GOAL:
Write the next part of the excerpt below about Archbishop Müller halting Church funding to dissident Catholic groups, starting right after its last sentence.

Update: LifeSiteNews.com reports positively on the appointment:

In 2006, Müller acted to halt over 2 million Euros in Church funding to pro-abortion ‘Catholic’ groups after their dissident activities were exposed by faithful Catholic bloggers and a group called Union for the Associations Faithful to the Pope.

Central Committee of German Catholics had received more than two million Euros in financing from the Church prior to the cut off.

The association Donum Vitae created by the Committee came under fire for aiding women in obtaining abortions. The association fulfilled pre-abortion requirements for women by offering counseling and certificates, clearing the way for the abortion procedure.  Moreover, the Committee openly criticized the hierarchy of the Church, calling for the development of a democratic structure that would give authority to the laity.

Archbishop Müller also suppressed the Diocesan council of Lay People and thirty-three other dissident organizations.

ENTRIES PROVIDED:

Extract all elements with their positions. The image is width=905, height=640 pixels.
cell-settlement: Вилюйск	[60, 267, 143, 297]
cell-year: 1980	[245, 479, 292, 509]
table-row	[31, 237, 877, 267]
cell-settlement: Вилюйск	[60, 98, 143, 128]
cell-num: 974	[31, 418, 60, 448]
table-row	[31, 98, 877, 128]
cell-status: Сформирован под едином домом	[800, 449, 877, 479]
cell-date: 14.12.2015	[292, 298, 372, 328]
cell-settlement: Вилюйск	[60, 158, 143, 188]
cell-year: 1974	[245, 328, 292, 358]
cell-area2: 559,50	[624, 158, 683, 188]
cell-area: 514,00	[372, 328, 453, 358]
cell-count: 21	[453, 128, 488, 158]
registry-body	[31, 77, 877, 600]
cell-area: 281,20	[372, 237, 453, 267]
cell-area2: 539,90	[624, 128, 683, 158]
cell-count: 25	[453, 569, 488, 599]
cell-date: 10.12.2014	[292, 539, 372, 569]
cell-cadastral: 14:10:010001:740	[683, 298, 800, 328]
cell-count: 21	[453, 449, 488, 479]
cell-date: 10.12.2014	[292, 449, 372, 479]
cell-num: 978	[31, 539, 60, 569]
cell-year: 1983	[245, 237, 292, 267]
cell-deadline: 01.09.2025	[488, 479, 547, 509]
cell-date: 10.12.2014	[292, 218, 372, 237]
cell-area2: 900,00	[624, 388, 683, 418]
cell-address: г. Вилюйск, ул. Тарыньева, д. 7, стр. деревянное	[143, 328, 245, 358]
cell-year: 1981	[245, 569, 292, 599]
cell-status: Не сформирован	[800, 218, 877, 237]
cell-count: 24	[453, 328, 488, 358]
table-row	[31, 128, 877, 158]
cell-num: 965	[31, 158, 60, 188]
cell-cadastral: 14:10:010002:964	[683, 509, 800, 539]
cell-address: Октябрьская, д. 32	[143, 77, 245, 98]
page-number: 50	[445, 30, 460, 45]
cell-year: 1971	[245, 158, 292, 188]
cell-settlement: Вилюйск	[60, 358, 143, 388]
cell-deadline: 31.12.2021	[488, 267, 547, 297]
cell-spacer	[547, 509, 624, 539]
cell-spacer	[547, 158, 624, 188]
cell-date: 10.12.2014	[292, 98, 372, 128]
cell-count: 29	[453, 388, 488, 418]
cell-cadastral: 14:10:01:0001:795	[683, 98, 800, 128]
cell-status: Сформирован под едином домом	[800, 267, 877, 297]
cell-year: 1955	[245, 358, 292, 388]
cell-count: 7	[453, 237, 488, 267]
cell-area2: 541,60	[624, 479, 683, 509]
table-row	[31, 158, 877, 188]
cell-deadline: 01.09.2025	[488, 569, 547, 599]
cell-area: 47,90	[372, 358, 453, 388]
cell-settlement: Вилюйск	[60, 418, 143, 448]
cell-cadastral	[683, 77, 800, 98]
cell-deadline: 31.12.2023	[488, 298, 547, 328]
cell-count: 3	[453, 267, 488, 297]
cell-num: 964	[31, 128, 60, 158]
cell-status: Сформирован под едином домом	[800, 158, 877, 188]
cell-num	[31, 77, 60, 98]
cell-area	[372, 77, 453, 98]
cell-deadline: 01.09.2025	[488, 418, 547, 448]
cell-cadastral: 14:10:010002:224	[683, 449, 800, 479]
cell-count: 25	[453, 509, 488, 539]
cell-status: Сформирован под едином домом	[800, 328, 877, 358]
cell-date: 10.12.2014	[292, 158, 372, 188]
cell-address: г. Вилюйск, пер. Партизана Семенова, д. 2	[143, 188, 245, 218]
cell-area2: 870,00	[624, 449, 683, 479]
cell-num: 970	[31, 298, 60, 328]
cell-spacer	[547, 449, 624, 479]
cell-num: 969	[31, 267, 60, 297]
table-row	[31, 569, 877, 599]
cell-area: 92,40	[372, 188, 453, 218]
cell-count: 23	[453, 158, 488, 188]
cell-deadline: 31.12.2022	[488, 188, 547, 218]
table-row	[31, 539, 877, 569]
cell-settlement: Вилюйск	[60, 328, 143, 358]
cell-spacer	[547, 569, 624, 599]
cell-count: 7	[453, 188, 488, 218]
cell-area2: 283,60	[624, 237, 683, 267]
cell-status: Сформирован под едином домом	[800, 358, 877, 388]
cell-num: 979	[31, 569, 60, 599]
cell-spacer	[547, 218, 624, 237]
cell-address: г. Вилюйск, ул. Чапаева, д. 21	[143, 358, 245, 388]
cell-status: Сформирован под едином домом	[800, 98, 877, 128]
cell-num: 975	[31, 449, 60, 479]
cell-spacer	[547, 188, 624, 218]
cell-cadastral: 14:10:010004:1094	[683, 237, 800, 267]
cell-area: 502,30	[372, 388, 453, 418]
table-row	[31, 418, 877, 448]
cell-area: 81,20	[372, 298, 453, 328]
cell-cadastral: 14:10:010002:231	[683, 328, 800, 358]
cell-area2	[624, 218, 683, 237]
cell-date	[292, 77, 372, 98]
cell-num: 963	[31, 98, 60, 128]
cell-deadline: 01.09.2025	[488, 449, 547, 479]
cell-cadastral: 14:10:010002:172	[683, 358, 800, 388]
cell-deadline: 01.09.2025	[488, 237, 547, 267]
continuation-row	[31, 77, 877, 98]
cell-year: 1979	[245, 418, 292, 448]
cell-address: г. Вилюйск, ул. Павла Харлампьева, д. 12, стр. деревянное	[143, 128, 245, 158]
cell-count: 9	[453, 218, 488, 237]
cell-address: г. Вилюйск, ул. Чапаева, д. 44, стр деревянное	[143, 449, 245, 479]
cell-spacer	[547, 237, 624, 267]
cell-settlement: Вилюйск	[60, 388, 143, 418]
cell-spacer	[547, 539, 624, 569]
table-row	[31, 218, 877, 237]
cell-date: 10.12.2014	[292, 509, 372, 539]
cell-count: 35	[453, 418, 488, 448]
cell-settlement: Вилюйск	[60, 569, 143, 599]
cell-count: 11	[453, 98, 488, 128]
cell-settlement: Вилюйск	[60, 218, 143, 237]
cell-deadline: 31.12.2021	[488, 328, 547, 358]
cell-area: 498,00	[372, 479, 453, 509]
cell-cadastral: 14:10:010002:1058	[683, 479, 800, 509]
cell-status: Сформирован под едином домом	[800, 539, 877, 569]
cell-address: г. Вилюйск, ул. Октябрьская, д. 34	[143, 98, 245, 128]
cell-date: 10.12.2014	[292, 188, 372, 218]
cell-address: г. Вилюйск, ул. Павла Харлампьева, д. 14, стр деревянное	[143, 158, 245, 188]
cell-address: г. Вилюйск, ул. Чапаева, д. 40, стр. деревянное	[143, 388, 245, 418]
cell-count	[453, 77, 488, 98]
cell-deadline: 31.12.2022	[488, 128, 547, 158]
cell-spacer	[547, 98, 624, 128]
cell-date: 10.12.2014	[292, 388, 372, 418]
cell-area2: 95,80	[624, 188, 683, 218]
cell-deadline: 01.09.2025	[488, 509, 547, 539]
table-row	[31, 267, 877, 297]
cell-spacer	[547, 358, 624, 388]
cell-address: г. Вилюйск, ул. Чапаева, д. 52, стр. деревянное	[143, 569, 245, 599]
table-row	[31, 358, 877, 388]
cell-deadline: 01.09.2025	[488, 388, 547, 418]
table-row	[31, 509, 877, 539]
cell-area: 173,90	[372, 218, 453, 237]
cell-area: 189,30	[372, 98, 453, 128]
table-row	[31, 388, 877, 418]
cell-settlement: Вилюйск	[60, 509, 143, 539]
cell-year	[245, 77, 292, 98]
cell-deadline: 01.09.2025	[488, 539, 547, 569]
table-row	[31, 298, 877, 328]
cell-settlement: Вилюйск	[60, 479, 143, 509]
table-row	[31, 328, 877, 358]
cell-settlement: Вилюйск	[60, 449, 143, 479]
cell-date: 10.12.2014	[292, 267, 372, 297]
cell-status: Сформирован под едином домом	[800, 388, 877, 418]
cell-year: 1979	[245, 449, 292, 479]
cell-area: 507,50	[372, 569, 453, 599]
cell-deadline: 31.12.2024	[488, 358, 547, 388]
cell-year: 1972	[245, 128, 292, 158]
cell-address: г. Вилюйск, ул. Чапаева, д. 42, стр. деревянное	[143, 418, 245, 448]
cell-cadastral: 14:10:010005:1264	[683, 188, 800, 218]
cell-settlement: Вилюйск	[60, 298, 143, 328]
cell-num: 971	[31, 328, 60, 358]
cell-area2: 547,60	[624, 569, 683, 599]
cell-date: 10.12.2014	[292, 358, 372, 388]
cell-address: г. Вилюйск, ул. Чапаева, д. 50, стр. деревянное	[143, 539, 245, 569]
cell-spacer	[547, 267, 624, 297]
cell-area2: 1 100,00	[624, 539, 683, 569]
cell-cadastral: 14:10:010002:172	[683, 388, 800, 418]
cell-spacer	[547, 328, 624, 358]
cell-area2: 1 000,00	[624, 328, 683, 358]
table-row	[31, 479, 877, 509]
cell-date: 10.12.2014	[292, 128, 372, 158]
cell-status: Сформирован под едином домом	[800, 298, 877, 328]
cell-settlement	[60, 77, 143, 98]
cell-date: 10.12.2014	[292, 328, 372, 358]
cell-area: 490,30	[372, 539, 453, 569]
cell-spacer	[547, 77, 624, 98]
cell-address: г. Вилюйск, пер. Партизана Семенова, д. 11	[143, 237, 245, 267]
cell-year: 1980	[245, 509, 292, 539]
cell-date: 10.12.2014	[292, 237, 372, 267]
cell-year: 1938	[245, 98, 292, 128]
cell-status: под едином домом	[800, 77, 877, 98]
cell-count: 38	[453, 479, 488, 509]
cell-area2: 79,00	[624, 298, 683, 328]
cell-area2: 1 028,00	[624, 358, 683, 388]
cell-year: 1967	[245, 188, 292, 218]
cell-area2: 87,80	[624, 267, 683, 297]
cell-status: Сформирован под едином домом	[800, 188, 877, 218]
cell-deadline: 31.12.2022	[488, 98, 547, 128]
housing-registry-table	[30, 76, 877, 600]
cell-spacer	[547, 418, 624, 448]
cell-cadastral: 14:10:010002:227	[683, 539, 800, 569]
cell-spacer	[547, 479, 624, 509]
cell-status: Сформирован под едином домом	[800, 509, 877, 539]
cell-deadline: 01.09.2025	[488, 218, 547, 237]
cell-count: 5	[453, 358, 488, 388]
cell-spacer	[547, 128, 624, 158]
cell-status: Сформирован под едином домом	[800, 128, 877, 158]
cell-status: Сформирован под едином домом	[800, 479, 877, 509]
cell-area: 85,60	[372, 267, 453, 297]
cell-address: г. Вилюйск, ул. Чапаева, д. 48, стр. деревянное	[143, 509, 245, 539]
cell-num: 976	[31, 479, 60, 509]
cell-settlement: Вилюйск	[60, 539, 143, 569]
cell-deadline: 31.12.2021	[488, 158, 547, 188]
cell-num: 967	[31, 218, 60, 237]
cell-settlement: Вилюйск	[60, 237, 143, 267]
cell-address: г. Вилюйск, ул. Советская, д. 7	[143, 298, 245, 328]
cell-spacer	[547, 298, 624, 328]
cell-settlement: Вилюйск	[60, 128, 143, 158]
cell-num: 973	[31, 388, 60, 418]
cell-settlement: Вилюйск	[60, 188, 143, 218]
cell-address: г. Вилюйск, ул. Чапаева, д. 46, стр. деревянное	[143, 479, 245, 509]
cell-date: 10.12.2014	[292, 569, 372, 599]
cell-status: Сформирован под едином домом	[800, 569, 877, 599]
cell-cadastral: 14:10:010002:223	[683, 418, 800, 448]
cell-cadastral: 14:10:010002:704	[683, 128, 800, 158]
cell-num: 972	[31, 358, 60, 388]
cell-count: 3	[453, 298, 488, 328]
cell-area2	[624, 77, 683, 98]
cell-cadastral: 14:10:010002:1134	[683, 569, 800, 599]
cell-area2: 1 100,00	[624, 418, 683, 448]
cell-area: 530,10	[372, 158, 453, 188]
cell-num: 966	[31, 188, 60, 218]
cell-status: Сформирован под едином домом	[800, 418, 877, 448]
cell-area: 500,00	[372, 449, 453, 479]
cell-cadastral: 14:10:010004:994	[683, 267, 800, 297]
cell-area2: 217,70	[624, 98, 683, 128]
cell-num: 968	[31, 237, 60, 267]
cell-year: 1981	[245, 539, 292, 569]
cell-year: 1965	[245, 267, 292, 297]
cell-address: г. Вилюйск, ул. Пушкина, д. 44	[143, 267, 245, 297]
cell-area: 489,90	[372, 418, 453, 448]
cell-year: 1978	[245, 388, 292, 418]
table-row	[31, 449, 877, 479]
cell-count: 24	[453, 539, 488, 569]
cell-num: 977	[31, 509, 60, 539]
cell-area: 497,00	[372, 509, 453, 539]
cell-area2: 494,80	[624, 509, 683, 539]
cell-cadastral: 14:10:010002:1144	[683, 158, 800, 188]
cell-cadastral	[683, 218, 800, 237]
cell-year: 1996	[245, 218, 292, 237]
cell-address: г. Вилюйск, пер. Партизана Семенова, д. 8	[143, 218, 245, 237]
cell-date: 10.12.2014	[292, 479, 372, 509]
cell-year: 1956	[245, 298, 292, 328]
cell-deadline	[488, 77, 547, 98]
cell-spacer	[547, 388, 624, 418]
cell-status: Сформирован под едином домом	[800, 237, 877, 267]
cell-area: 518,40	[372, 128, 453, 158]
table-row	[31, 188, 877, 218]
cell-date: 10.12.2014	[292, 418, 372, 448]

ANSWER TO THE PROBLEM:
UPDATE II: Father Z reacts to the appointment:

Some people have expressed misgivings over Müller’s open thoughts on a range of theological questions, including Liberation Theology.  Let us not forget that Joseph Ratzinger used a point from Liberation Theology as a starting point for a book on liturgical worship: Christ is the Liberator who frees us from sin and death and liturgical worship is as an act of the Liberator, liberating for those who participate.  Frankly, I think that focusing on the fact that Müller has read Liberation Theology is not very productive.  Liberation Theology has been pretty much junked, and picked over for the good points it had.

Note also that Müller begins his tenure as Prefect on the eve of the Year of Faith, which is clearly an important project for Benedict.  The Holy Father must see in Müller, as Prefect of “Faith”, someone who can advance that project.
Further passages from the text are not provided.